**Set exercise:**
Each line containing the word "свидетельство" needs to be copied.

◆ ◆ ◆ ◆ ◆

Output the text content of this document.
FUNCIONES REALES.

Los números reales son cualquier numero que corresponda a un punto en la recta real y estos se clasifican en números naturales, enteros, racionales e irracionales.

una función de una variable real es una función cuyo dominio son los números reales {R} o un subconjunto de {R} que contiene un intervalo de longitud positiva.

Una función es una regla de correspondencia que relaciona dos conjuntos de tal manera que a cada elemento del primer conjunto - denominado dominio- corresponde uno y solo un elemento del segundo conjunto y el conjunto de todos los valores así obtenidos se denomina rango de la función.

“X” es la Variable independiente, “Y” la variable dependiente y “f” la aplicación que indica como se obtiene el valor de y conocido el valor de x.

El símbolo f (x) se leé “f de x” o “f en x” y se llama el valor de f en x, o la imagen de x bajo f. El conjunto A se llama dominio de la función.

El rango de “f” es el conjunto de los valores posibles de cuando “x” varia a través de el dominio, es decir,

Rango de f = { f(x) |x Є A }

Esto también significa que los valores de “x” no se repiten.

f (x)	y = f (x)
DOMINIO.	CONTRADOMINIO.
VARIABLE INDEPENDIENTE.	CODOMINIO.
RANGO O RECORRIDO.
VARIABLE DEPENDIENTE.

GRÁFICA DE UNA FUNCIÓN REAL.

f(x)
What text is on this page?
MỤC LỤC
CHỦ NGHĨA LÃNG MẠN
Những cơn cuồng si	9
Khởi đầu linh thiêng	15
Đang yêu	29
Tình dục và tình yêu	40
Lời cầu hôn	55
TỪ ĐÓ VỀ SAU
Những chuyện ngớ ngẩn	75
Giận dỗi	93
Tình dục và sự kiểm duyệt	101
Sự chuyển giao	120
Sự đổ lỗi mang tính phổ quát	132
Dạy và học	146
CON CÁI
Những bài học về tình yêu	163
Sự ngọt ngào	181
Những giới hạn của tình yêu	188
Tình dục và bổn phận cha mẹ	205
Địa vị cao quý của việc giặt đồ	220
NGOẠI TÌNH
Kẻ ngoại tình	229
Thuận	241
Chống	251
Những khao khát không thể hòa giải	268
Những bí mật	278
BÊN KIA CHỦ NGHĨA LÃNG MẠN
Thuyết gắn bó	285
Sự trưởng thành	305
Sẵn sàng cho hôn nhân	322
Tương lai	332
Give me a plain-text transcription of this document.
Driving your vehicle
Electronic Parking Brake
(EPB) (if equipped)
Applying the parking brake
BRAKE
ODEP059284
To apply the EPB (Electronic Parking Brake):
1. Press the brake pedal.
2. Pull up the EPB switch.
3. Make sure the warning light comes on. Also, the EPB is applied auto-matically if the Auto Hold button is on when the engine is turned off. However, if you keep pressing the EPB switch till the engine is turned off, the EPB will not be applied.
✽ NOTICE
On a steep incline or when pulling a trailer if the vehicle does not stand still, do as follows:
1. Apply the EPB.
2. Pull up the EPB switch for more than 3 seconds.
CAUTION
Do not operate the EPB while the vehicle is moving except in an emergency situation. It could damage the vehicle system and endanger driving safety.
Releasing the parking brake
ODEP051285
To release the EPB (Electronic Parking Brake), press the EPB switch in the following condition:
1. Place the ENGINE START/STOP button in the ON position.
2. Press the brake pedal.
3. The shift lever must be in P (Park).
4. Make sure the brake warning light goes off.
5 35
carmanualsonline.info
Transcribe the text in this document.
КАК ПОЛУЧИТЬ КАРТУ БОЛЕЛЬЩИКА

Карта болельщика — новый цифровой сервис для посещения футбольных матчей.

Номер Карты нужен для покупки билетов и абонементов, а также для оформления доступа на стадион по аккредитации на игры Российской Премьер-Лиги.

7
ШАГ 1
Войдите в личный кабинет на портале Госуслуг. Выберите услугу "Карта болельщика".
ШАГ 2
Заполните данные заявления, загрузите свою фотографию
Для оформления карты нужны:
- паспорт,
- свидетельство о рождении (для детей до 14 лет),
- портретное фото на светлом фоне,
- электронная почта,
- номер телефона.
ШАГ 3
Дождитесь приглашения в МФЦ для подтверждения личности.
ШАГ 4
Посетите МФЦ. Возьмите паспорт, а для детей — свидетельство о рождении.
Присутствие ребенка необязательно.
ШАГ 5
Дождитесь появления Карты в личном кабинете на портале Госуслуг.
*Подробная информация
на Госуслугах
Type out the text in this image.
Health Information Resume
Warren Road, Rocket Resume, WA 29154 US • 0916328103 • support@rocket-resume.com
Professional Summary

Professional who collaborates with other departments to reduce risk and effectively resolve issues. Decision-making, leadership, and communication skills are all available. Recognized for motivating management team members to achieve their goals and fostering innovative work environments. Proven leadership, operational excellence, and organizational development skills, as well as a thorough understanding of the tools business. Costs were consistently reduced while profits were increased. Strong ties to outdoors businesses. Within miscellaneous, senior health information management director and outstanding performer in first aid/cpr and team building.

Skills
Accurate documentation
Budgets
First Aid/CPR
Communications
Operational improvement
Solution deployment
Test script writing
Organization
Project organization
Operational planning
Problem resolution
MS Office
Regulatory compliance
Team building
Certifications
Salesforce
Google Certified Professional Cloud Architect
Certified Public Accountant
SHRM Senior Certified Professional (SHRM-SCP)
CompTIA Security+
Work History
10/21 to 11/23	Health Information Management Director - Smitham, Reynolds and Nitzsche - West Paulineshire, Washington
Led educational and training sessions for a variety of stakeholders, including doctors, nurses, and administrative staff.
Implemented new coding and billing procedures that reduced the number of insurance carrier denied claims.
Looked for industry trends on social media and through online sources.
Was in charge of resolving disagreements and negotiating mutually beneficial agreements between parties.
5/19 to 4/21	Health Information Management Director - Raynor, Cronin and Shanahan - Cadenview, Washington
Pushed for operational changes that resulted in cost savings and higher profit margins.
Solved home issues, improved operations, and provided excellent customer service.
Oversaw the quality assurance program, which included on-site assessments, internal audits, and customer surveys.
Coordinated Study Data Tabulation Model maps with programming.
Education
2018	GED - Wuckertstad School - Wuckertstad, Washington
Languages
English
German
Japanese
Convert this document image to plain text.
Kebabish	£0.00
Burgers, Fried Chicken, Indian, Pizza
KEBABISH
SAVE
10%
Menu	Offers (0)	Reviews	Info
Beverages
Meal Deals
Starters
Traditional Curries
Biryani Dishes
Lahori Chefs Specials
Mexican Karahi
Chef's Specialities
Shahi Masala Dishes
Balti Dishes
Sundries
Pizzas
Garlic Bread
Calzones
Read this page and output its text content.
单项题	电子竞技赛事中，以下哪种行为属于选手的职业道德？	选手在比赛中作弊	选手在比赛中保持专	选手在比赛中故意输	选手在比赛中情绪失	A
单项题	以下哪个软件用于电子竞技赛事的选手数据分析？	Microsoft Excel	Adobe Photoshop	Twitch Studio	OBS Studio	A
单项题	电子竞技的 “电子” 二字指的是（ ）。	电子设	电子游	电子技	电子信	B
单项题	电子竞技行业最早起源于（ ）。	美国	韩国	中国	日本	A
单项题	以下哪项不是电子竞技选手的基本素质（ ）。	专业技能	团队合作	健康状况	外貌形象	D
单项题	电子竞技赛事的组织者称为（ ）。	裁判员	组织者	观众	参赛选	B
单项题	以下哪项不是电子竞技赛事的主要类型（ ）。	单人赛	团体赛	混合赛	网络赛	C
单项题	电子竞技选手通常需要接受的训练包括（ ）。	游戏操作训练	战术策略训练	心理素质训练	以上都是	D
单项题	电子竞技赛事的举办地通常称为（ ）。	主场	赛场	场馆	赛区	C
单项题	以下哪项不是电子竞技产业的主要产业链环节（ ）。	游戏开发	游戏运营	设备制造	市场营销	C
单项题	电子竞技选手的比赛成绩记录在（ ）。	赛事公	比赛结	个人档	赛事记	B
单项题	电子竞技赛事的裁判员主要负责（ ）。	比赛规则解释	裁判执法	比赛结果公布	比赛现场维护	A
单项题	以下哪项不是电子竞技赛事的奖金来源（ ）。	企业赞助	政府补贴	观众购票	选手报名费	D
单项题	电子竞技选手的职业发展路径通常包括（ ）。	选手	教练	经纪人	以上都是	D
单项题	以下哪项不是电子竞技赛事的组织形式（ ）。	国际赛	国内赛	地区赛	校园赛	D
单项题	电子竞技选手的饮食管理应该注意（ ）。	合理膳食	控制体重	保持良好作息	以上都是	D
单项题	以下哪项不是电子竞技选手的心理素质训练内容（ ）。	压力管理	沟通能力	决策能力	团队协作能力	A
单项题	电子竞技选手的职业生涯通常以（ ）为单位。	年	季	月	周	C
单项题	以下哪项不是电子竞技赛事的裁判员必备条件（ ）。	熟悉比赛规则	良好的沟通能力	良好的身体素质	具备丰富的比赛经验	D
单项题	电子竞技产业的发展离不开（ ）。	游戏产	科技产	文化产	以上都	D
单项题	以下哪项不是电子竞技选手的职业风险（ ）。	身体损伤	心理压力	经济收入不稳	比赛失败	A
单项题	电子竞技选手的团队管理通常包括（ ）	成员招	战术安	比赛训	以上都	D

◆ ◆ ◆ ◆ ◆

**Result of the exercise:**
- свидетельство о рождении (для детей до 14 лет),
Посетите МФЦ. Возьмите паспорт, а для детей — свидетельство о рождении.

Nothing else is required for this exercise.